> _PROBLEM REQUIREMENTS_
Write the listing below out again exactly, dropping the images.

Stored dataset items
----------------

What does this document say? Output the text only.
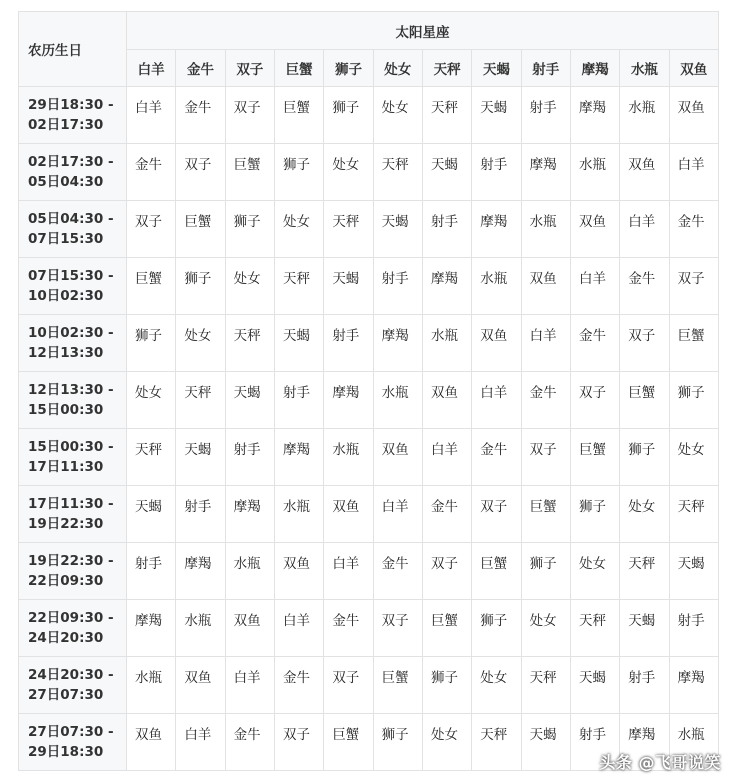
农历生日	太阳星座											
	白羊	金牛	双子	巨蟹	狮子	处女	天秤	天蝎	射手	摩羯	水瓶	双鱼

29日18:30 -
02日17:30	白羊	金牛	双子	巨蟹	狮子	处女	天秤	天蝎	射手	摩羯	水瓶	双鱼

02日17:30 -
05日04:30	金牛	双子	巨蟹	狮子	处女	天秤	天蝎	射手	摩羯	水瓶	双鱼	白羊

05日04:30 -
07日15:30	双子	巨蟹	狮子	处女	天秤	天蝎	射手	摩羯	水瓶	双鱼	白羊	金牛

07日15:30 -
10日02:30	巨蟹	狮子	处女	天秤	天蝎	射手	摩羯	水瓶	双鱼	白羊	金牛	双子

10日02:30 -
12日13:30	狮子	处女	天秤	天蝎	射手	摩羯	水瓶	双鱼	白羊	金牛	双子	巨蟹

12日13:30 -
15日00:30	处女	天秤	天蝎	射手	摩羯	水瓶	双鱼	白羊	金牛	双子	巨蟹	狮子

15日00:30 -
17日11:30	天秤	天蝎	射手	摩羯	水瓶	双鱼	白羊	金牛	双子	巨蟹	狮子	处女

17日11:30 -
19日22:30	天蝎	射手	摩羯	水瓶	双鱼	白羊	金牛	双子	巨蟹	狮子	处女	天秤

19日22:30 -
22日09:30	射手	摩羯	水瓶	双鱼	白羊	金牛	双子	巨蟹	狮子	处女	天秤	天蝎

22日09:30 -
24日20:30	摩羯	水瓶	双鱼	白羊	金牛	双子	巨蟹	狮子	处女	天秤	天蝎	射手

24日20:30 -
27日07:30	水瓶	双鱼	白羊	金牛	双子	巨蟹	狮子	处女	天秤	天蝎	射手	摩羯

27日07:30 -
29日18:30	双鱼	白羊	金牛	双子	巨蟹	狮子	处女	天秤	天蝎	射手	摩羯	水瓶
头条 @飞哥说笑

----------------

> _TASK RESPONSE_
What does this document say? Output the text only.
农历生日	太阳星座											
	白羊	金牛	双子	巨蟹	狮子	处女	天秤	天蝎	射手	摩羯	水瓶	双鱼

29日18:30 -
02日17:30	白羊	金牛	双子	巨蟹	狮子	处女	天秤	天蝎	射手	摩羯	水瓶	双鱼

02日17:30 -
05日04:30	金牛	双子	巨蟹	狮子	处女	天秤	天蝎	射手	摩羯	水瓶	双鱼	白羊

05日04:30 -
07日15:30	双子	巨蟹	狮子	处女	天秤	天蝎	射手	摩羯	水瓶	双鱼	白羊	金牛

07日15:30 -
10日02:30	巨蟹	狮子	处女	天秤	天蝎	射手	摩羯	水瓶	双鱼	白羊	金牛	双子

10日02:30 -
12日13:30	狮子	处女	天秤	天蝎	射手	摩羯	水瓶	双鱼	白羊	金牛	双子	巨蟹

12日13:30 -
15日00:30	处女	天秤	天蝎	射手	摩羯	水瓶	双鱼	白羊	金牛	双子	巨蟹	狮子

15日00:30 -
17日11:30	天秤	天蝎	射手	摩羯	水瓶	双鱼	白羊	金牛	双子	巨蟹	狮子	处女

17日11:30 -
19日22:30	天蝎	射手	摩羯	水瓶	双鱼	白羊	金牛	双子	巨蟹	狮子	处女	天秤

19日22:30 -
22日09:30	射手	摩羯	水瓶	双鱼	白羊	金牛	双子	巨蟹	狮子	处女	天秤	天蝎

22日09:30 -
24日20:30	摩羯	水瓶	双鱼	白羊	金牛	双子	巨蟹	狮子	处女	天秤	天蝎	射手

24日20:30 -
27日07:30	水瓶	双鱼	白羊	金牛	双子	巨蟹	狮子	处女	天秤	天蝎	射手	摩羯

27日07:30 -
29日18:30	双鱼	白羊	金牛	双子	巨蟹	狮子	处女	天秤	天蝎	射手	摩羯	水瓶
头条 @飞哥说笑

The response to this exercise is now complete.